* Description of the task *
List all lines of the data containing the word "peak".

* Records for the exercise *
━━━━━━━━━━━━━━━━

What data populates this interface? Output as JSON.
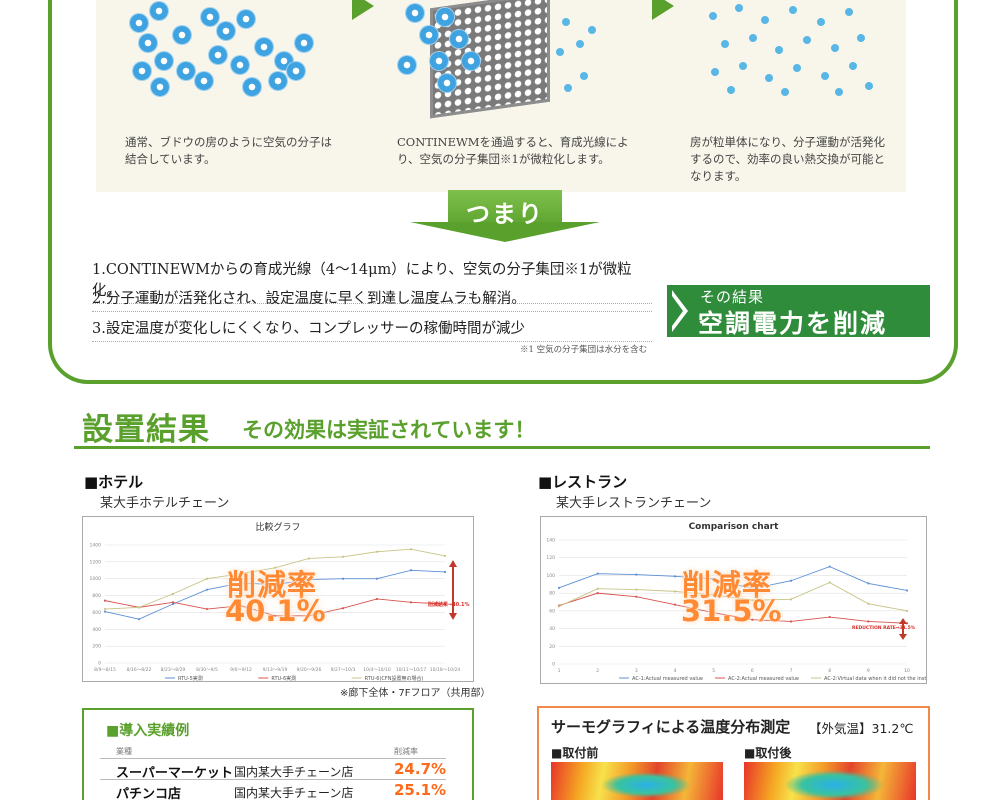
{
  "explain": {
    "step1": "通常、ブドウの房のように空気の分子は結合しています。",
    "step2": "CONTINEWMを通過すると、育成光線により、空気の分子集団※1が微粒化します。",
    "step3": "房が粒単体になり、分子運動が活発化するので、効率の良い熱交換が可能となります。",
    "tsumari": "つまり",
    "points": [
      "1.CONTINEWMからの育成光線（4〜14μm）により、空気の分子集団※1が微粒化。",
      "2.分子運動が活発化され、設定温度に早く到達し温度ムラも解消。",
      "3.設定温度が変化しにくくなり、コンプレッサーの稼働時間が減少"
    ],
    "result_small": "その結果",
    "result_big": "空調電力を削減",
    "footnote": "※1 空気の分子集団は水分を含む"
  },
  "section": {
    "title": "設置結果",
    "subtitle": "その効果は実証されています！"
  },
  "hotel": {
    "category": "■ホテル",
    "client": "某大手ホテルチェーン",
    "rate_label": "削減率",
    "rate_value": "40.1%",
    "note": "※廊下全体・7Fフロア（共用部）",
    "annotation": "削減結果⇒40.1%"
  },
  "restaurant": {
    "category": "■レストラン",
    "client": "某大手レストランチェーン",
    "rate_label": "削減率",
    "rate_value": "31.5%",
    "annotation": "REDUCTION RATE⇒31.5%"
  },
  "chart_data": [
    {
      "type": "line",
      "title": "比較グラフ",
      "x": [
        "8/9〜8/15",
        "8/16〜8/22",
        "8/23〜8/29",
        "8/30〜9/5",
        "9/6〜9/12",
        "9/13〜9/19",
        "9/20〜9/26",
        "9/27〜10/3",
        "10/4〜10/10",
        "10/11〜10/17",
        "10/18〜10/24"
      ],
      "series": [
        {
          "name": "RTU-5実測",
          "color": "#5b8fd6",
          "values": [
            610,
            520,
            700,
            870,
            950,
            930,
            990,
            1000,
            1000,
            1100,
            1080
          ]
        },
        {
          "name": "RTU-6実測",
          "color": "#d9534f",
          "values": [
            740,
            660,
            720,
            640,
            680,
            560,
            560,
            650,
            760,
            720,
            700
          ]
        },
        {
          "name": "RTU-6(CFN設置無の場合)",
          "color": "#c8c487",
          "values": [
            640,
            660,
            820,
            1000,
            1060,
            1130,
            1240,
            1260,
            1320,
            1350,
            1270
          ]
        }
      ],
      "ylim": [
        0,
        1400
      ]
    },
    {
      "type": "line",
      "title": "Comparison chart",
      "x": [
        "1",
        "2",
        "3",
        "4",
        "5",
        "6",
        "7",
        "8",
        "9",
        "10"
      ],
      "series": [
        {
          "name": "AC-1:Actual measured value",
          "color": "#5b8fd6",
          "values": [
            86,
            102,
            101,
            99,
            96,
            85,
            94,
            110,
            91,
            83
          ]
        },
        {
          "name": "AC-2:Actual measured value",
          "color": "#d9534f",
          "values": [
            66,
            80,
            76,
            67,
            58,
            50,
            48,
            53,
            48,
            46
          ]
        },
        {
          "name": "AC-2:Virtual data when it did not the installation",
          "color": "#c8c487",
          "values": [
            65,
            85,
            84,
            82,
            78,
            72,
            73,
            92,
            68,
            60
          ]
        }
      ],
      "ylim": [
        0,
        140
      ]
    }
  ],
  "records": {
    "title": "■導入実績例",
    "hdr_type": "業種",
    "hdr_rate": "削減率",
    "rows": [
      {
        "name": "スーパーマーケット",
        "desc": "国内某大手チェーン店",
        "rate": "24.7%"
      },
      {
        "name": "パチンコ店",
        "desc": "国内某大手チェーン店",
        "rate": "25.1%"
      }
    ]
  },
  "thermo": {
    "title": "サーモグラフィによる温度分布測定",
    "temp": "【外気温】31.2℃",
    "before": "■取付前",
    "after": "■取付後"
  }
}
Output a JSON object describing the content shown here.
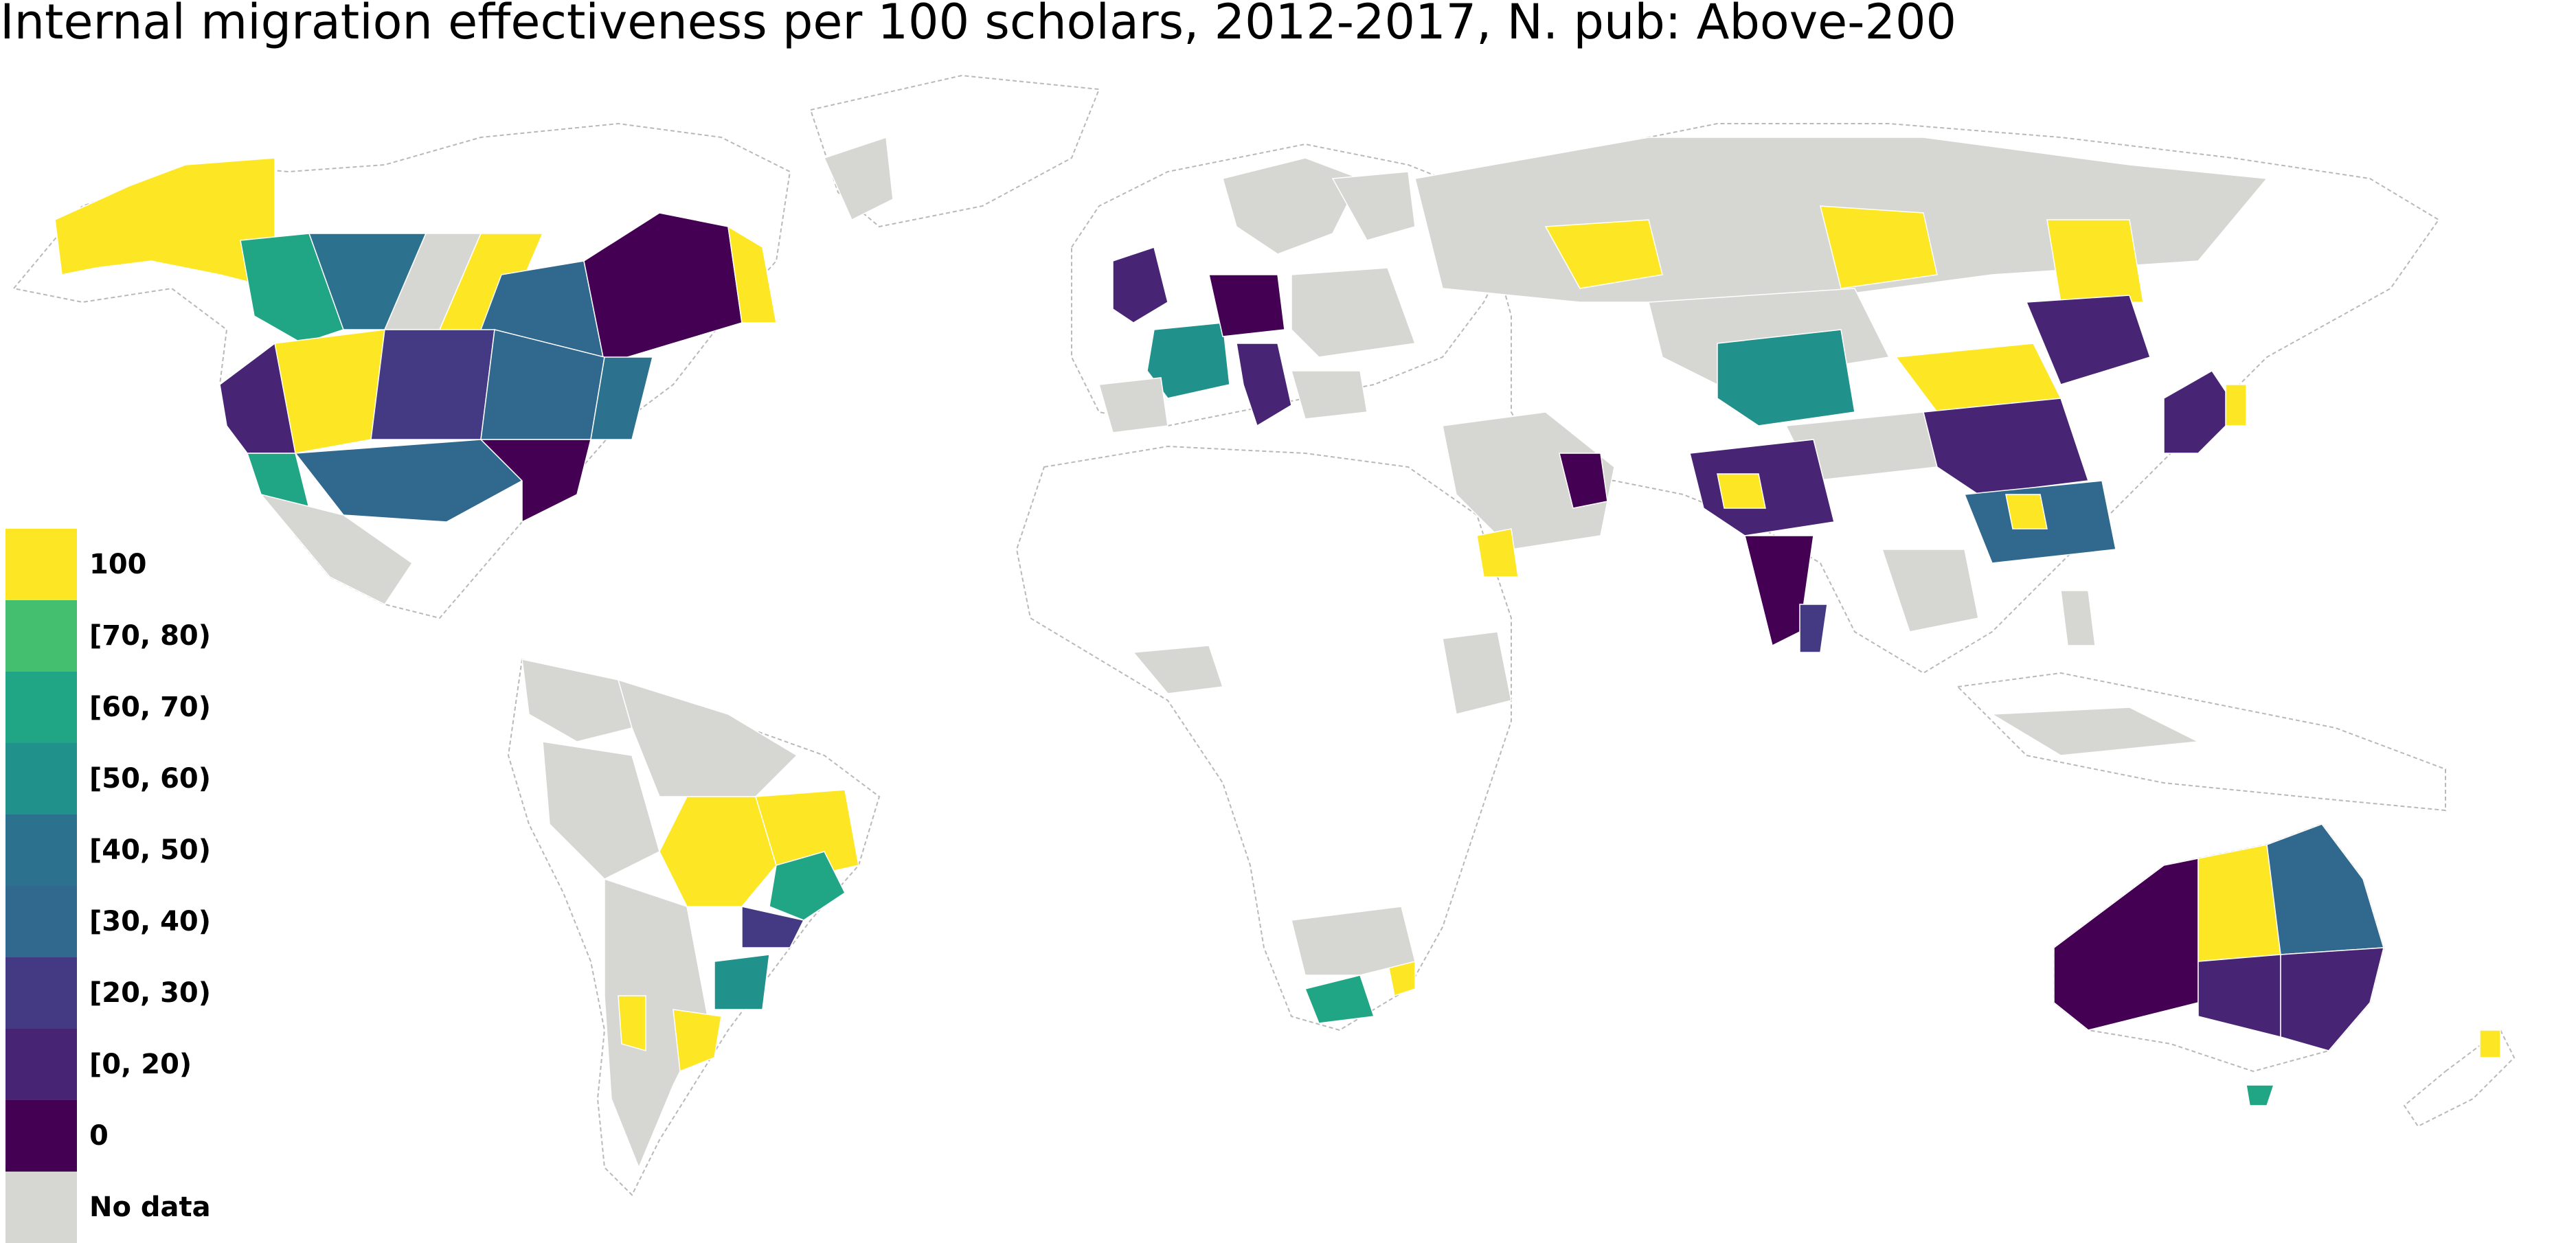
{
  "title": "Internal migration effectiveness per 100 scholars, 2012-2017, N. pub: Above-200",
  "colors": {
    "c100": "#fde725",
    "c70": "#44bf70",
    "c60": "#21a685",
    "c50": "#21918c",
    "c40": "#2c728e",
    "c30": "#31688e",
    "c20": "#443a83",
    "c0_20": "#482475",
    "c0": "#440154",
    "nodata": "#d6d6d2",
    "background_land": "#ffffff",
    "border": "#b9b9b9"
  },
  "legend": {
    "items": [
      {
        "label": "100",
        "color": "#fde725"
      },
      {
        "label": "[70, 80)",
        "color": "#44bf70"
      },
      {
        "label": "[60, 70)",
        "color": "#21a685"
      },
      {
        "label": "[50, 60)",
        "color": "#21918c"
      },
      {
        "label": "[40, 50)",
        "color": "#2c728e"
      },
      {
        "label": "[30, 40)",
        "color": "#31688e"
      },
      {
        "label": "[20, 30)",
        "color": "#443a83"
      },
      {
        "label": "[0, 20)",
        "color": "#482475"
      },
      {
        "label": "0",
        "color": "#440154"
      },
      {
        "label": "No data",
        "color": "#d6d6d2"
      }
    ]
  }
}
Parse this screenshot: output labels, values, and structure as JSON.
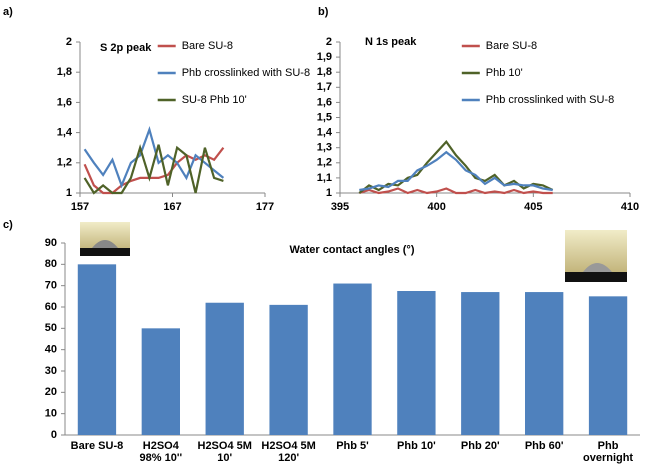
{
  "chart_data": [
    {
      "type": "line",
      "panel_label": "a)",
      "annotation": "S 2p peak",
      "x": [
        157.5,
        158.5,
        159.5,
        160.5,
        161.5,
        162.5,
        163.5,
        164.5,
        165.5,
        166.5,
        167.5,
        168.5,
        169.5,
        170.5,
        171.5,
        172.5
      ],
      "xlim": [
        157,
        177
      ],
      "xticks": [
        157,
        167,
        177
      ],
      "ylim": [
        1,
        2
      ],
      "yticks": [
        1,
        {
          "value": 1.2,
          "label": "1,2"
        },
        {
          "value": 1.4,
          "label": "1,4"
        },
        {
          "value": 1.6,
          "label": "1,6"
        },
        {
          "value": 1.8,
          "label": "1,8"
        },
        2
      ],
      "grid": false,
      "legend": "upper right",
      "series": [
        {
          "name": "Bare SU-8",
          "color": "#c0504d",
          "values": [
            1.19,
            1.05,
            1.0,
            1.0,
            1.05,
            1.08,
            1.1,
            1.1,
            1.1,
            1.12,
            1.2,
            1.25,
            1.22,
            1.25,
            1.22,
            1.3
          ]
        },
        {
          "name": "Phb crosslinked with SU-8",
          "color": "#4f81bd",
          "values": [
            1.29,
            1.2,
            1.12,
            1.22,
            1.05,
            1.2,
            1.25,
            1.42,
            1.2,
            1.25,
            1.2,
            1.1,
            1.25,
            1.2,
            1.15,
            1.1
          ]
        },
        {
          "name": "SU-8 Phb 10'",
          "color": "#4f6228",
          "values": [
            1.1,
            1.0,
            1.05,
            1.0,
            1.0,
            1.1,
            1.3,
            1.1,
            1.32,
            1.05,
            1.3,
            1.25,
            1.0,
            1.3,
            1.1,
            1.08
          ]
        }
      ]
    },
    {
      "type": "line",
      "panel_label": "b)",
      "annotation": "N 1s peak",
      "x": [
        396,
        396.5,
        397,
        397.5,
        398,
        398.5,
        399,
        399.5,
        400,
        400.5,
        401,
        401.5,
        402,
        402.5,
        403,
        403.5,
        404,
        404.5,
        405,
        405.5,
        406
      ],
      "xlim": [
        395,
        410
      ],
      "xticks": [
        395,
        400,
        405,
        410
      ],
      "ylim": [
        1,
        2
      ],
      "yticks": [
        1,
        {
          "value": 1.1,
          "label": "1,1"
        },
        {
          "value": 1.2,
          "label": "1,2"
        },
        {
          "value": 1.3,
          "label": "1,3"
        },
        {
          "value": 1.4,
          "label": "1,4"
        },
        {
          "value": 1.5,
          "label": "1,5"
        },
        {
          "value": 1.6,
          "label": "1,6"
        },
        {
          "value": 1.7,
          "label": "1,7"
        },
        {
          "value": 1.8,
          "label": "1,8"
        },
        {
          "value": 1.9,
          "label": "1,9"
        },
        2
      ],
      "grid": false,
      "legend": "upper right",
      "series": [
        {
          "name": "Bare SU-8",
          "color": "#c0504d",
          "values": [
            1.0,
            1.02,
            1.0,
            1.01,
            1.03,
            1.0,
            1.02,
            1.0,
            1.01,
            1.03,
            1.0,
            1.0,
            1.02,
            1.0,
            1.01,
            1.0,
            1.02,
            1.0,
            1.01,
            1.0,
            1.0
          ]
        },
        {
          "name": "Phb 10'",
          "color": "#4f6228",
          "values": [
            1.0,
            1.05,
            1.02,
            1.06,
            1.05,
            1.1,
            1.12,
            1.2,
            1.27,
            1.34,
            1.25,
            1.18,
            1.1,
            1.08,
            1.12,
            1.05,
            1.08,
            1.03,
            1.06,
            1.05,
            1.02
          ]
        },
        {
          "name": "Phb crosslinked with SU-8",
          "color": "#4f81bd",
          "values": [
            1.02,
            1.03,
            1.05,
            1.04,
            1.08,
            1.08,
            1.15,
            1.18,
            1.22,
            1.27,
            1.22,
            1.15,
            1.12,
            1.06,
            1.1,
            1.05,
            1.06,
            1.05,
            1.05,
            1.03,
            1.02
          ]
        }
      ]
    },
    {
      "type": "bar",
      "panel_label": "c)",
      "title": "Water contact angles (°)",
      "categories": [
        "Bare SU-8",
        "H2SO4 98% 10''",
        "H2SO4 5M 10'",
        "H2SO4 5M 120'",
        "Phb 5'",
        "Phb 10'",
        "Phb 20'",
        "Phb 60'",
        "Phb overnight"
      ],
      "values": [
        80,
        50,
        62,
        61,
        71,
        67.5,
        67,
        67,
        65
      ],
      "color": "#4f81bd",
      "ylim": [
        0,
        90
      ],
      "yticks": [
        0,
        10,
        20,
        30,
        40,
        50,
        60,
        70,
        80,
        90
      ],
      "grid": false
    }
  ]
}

━━━━━━━━━━━━━━━━

* Final answer *
      "annotation": "S 2p peak",
      "annotation": "N 1s peak",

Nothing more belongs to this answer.